- Task directions:
Every line holding the string "number" should be gathered.

- Entries supplied:
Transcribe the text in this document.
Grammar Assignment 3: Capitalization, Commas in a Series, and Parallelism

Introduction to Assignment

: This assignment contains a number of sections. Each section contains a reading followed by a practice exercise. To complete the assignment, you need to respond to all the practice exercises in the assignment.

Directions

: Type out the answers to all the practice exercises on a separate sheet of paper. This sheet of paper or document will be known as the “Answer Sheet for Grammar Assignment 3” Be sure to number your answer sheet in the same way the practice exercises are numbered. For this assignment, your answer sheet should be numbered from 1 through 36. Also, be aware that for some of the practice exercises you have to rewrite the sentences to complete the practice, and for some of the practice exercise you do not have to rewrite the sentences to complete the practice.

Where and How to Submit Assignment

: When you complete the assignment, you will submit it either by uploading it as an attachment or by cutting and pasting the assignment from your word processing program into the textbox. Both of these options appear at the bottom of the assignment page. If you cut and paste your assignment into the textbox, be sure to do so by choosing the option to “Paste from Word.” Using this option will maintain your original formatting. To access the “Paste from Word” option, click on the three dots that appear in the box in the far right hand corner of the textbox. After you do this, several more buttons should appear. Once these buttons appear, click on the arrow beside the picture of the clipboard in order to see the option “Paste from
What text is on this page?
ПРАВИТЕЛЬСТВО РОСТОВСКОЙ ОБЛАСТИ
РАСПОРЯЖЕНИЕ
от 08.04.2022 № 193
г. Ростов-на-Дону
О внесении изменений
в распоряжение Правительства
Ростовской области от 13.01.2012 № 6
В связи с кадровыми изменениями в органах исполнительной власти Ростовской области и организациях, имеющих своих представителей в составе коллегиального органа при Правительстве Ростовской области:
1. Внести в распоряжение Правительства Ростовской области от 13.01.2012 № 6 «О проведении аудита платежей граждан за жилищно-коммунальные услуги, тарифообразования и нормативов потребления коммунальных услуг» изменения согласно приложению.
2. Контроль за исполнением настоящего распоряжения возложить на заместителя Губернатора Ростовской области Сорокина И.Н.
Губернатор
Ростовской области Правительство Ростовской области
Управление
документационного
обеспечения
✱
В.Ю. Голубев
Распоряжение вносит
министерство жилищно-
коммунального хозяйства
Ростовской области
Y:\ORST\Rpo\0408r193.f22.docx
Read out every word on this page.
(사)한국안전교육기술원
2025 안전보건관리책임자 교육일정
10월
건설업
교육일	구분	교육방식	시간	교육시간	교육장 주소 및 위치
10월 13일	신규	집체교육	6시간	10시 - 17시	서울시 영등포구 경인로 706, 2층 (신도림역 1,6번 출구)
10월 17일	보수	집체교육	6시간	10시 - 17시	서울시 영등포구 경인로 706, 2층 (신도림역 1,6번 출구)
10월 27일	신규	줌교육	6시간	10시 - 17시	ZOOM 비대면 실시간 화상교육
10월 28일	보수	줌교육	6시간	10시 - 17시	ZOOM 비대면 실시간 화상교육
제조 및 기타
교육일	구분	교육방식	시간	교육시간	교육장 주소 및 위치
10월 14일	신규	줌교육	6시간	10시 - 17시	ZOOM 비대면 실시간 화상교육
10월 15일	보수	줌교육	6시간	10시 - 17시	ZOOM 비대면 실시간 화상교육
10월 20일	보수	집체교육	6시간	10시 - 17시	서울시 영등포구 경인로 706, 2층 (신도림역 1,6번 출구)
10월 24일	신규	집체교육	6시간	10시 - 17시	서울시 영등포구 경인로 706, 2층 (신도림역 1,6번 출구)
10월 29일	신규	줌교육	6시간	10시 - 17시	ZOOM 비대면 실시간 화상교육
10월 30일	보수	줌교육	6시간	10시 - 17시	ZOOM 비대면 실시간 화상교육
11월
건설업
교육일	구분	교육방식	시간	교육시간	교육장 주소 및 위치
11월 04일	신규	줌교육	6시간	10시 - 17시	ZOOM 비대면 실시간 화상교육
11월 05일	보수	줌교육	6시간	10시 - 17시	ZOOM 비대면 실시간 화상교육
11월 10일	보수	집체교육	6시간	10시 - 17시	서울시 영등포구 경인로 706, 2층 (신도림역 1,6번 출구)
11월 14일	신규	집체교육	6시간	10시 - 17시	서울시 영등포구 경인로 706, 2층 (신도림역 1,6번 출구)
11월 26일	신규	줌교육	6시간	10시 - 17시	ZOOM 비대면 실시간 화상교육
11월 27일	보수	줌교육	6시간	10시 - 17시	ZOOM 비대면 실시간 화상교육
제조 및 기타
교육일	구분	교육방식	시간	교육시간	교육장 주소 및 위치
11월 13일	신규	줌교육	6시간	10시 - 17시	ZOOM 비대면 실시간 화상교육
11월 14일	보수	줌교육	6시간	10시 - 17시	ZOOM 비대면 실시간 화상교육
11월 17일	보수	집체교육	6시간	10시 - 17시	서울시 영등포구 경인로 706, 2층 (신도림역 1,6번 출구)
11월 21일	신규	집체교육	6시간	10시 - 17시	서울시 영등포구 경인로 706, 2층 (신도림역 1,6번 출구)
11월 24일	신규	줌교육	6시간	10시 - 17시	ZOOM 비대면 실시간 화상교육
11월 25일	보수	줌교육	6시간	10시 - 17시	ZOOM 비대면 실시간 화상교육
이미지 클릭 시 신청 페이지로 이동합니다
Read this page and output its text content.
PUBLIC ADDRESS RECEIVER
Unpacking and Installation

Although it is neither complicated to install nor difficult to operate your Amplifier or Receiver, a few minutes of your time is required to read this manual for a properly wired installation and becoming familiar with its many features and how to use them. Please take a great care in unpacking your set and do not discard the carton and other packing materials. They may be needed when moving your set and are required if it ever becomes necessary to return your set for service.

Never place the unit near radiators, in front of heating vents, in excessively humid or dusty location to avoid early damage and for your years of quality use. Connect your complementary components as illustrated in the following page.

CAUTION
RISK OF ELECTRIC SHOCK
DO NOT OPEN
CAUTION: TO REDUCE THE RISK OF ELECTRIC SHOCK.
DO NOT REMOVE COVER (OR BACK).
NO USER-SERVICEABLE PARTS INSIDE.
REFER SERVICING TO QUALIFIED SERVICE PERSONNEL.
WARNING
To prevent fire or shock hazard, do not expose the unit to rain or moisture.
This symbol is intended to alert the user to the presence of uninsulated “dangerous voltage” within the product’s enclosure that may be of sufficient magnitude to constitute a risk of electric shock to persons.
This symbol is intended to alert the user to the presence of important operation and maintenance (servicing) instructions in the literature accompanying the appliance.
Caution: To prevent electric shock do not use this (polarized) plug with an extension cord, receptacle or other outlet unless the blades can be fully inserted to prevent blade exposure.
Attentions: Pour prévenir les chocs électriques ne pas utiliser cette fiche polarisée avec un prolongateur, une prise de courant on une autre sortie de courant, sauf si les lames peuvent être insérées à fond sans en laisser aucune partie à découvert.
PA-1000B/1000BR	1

- Response to this task:
: This assignment contains a number of sections. Each section contains a reading followed by a practice exercise. To complete the assignment, you need to respond to all the practice exercises in the assignment.
: Type out the answers to all the practice exercises on a separate sheet of paper. This sheet of paper or document will be known as the “Answer Sheet for Grammar Assignment 3” Be sure to number your answer sheet in the same way the practice exercises are numbered. For this assignment, your answer sheet should be numbered from 1 through 36. Also, be aware that for some of the practice exercises you have to rewrite the sentences to complete the practice, and for some of the practice exercise you do not have to rewrite the sentences to complete the practice.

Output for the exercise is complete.